#### Task details
Extract the records below word for word and ignore the images.
## start
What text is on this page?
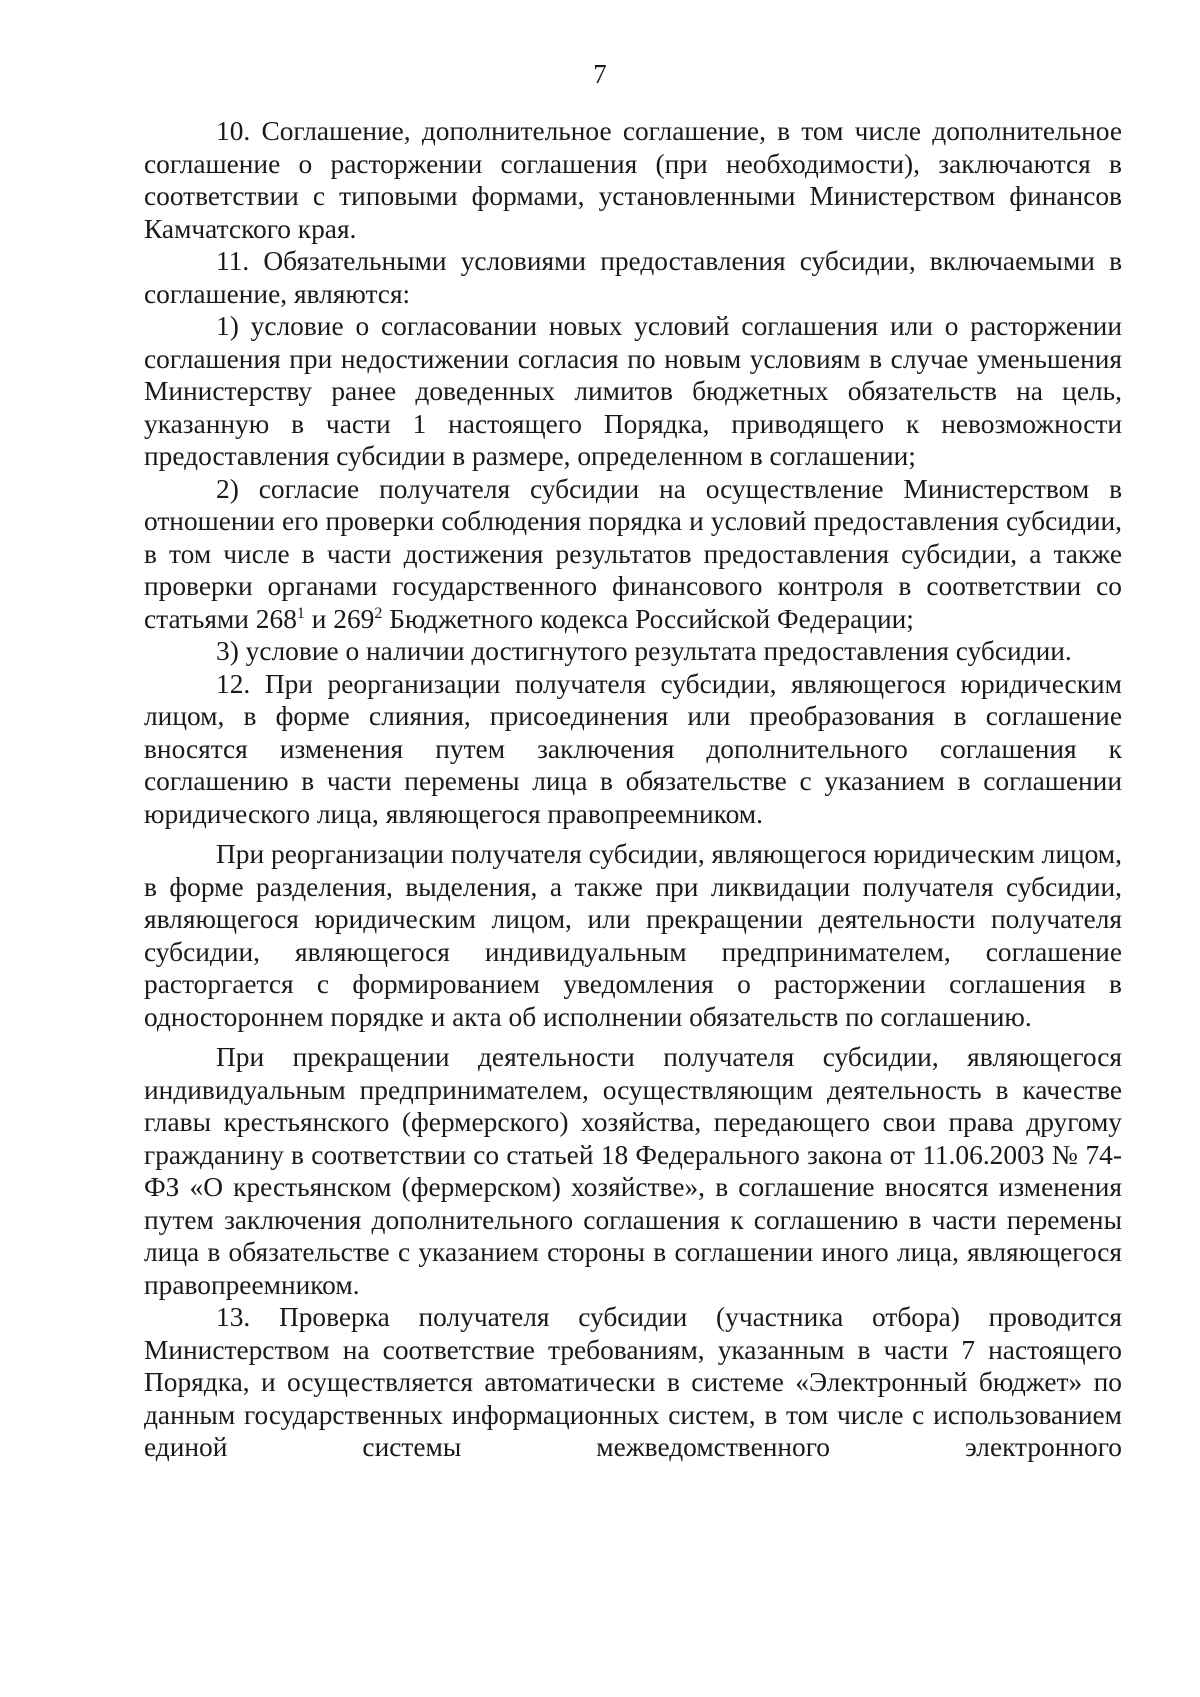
7

10. Соглашение, дополнительное соглашение, в том числе дополнительное соглашение о расторжении соглашения (при необходимости), заключаются в соответствии с типовыми формами, установленными Министерством финансов Камчатского края.

11. Обязательными условиями предоставления субсидии, включаемыми в соглашение, являются:

1) условие о согласовании новых условий соглашения или о расторжении соглашения при недостижении согласия по новым условиям в случае уменьшения Министерству ранее доведенных лимитов бюджетных обязательств на цель, указанную в части 1 настоящего Порядка, приводящего к невозможности предоставления субсидии в размере, определенном в соглашении;

2) согласие получателя субсидии на осуществление Министерством в отношении его проверки соблюдения порядка и условий предоставления субсидии, в том числе в части достижения результатов предоставления субсидии, а также проверки органами государственного финансового контроля в соответствии со статьями $268^1$ и $269^2$ Бюджетного кодекса Российской Федерации;

3) условие о наличии достигнутого результата предоставления субсидии.

12. При реорганизации получателя субсидии, являющегося юридическим лицом, в форме слияния, присоединения или преобразования в соглашение вносятся изменения путем заключения дополнительного соглашения к соглашению в части перемены лица в обязательстве с указанием в соглашении юридического лица, являющегося правопреемником.

При реорганизации получателя субсидии, являющегося юридическим лицом, в форме разделения, выделения, а также при ликвидации получателя субсидии, являющегося юридическим лицом, или прекращении деятельности получателя субсидии, являющегося индивидуальным предпринимателем, соглашение расторгается с формированием уведомления о расторжении соглашения в одностороннем порядке и акта об исполнении обязательств по соглашению.

При прекращении деятельности получателя субсидии, являющегося индивидуальным предпринимателем, осуществляющим деятельность в качестве главы крестьянского (фермерского) хозяйства, передающего свои права другому гражданину в соответствии со статьей 18 Федерального закона от 11.06.2003 № 74-ФЗ «О крестьянском (фермерском) хозяйстве», в соглашение вносятся изменения путем заключения дополнительного соглашения к соглашению в части перемены лица в обязательстве с указанием стороны в соглашении иного лица, являющегося правопреемником.

13. Проверка получателя субсидии (участника отбора) проводится Министерством на соответствие требованиям, указанным в части 7 настоящего Порядка, и осуществляется автоматически в системе «Электронный бюджет» по данным государственных информационных систем, в том числе с использованием единой системы межведомственного электронного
## end
#### Exercise answer
What text is on this page?
7

10. Соглашение, дополнительное соглашение, в том числе дополнительное соглашение о расторжении соглашения (при необходимости), заключаются в соответствии с типовыми формами, установленными Министерством финансов Камчатского края.

11. Обязательными условиями предоставления субсидии, включаемыми в соглашение, являются:

1) условие о согласовании новых условий соглашения или о расторжении соглашения при недостижении согласия по новым условиям в случае уменьшения Министерству ранее доведенных лимитов бюджетных обязательств на цель, указанную в части 1 настоящего Порядка, приводящего к невозможности предоставления субсидии в размере, определенном в соглашении;

2) согласие получателя субсидии на осуществление Министерством в отношении его проверки соблюдения порядка и условий предоставления субсидии, в том числе в части достижения результатов предоставления субсидии, а также проверки органами государственного финансового контроля в соответствии со статьями $268^1$ и $269^2$ Бюджетного кодекса Российской Федерации;

3) условие о наличии достигнутого результата предоставления субсидии.

12. При реорганизации получателя субсидии, являющегося юридическим лицом, в форме слияния, присоединения или преобразования в соглашение вносятся изменения путем заключения дополнительного соглашения к соглашению в части перемены лица в обязательстве с указанием в соглашении юридического лица, являющегося правопреемником.

При реорганизации получателя субсидии, являющегося юридическим лицом, в форме разделения, выделения, а также при ликвидации получателя субсидии, являющегося юридическим лицом, или прекращении деятельности получателя субсидии, являющегося индивидуальным предпринимателем, соглашение расторгается с формированием уведомления о расторжении соглашения в одностороннем порядке и акта об исполнении обязательств по соглашению.

При прекращении деятельности получателя субсидии, являющегося индивидуальным предпринимателем, осуществляющим деятельность в качестве главы крестьянского (фермерского) хозяйства, передающего свои права другому гражданину в соответствии со статьей 18 Федерального закона от 11.06.2003 № 74-ФЗ «О крестьянском (фермерском) хозяйстве», в соглашение вносятся изменения путем заключения дополнительного соглашения к соглашению в части перемены лица в обязательстве с указанием стороны в соглашении иного лица, являющегося правопреемником.

13. Проверка получателя субсидии (участника отбора) проводится Министерством на соответствие требованиям, указанным в части 7 настоящего Порядка, и осуществляется автоматически в системе «Электронный бюджет» по данным государственных информационных систем, в том числе с использованием единой системы межведомственного электронного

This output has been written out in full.